#### Given request
Compile every line that includes the word "from".

--- Start Dataset rows ---

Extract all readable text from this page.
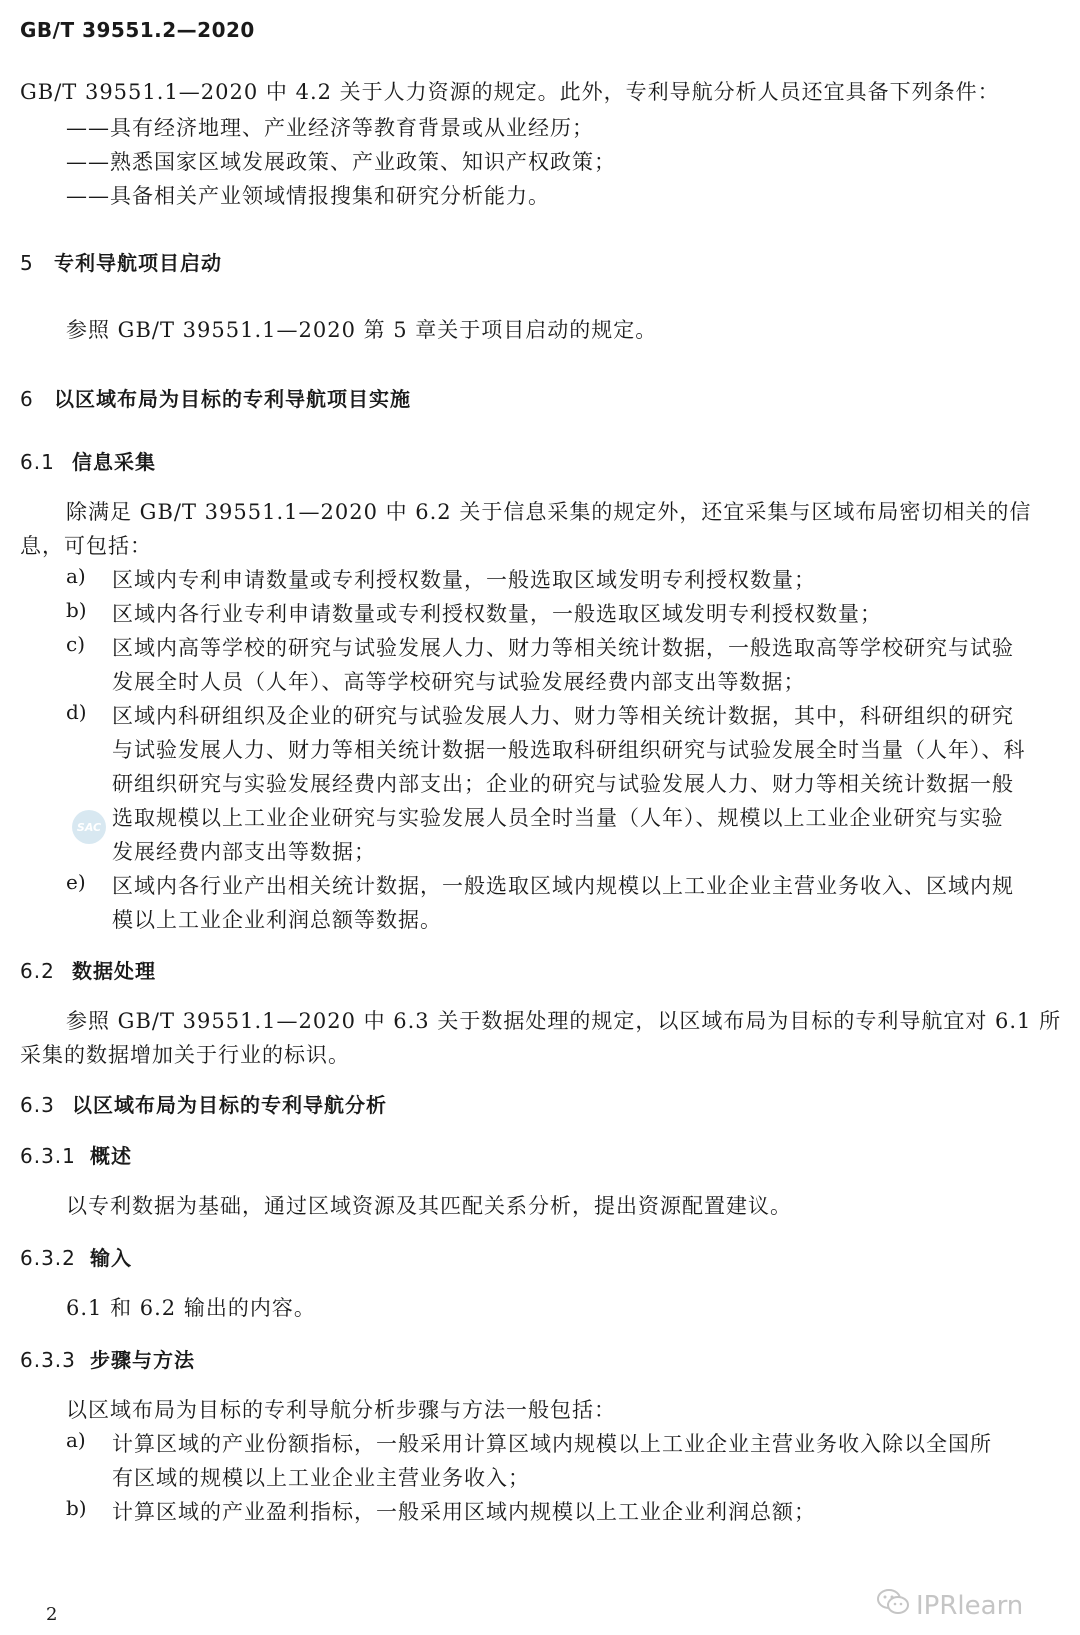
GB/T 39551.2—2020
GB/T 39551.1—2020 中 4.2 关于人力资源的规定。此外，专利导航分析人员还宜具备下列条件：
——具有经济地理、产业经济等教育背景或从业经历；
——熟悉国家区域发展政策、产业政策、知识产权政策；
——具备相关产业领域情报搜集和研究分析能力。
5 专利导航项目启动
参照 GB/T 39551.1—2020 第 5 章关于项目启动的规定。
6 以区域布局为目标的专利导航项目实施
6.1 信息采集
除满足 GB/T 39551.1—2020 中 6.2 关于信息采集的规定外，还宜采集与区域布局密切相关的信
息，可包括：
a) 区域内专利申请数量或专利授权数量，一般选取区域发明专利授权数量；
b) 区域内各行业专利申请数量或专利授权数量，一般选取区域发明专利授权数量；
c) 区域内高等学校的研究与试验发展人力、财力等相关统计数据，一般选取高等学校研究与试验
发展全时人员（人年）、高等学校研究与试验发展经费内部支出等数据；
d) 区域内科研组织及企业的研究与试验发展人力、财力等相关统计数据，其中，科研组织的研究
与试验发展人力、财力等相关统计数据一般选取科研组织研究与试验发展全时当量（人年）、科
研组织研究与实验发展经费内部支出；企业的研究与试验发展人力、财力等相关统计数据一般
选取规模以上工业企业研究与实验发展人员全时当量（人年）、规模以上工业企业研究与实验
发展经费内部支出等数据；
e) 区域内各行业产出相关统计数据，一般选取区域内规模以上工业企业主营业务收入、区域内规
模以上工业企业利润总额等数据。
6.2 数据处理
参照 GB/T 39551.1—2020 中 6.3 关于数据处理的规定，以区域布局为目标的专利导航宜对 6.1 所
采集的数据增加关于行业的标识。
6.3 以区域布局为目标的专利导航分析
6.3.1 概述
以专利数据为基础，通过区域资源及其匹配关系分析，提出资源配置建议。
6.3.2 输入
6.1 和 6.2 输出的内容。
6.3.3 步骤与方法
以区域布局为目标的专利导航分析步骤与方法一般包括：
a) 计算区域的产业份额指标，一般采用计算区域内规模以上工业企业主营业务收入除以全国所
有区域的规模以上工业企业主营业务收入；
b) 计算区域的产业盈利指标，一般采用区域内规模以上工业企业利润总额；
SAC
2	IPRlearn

--- End Dataset rows ---
--- Start Dataset rows ---

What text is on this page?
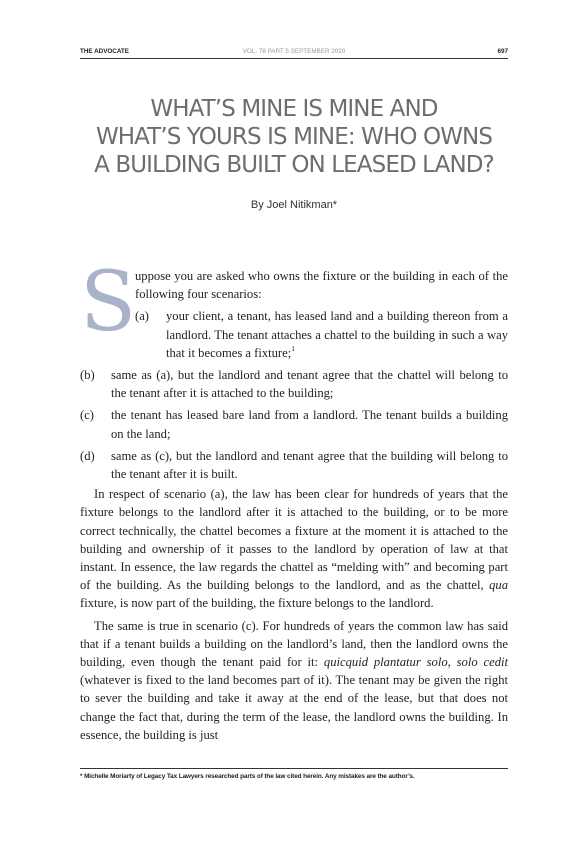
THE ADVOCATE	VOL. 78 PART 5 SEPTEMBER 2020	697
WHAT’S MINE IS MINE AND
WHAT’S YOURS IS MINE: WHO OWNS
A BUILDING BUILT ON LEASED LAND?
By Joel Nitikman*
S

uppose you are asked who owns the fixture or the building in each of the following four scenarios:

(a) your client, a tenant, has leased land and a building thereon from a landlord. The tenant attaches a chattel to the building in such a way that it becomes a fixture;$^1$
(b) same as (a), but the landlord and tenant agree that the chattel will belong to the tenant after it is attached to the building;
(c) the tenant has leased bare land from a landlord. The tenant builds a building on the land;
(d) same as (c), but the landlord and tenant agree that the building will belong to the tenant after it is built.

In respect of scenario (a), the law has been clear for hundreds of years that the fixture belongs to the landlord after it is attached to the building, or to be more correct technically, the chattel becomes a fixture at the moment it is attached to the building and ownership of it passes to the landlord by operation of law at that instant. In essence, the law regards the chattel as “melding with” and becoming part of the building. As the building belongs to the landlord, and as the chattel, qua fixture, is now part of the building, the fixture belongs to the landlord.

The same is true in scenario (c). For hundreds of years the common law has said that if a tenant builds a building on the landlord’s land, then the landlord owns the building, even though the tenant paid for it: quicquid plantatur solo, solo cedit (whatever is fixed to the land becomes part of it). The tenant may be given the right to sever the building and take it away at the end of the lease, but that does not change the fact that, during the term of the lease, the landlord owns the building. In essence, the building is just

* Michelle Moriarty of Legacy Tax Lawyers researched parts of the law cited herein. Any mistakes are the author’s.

--- End Dataset rows ---

#### Full response
Extract all readable text from this page.
(a) your client, a tenant, has leased land and a building thereon from a landlord. The tenant attaches a chattel to the building in such a way that it becomes a fixture;$^1$
(c) the tenant has leased bare land from a landlord. The tenant builds a building on the land;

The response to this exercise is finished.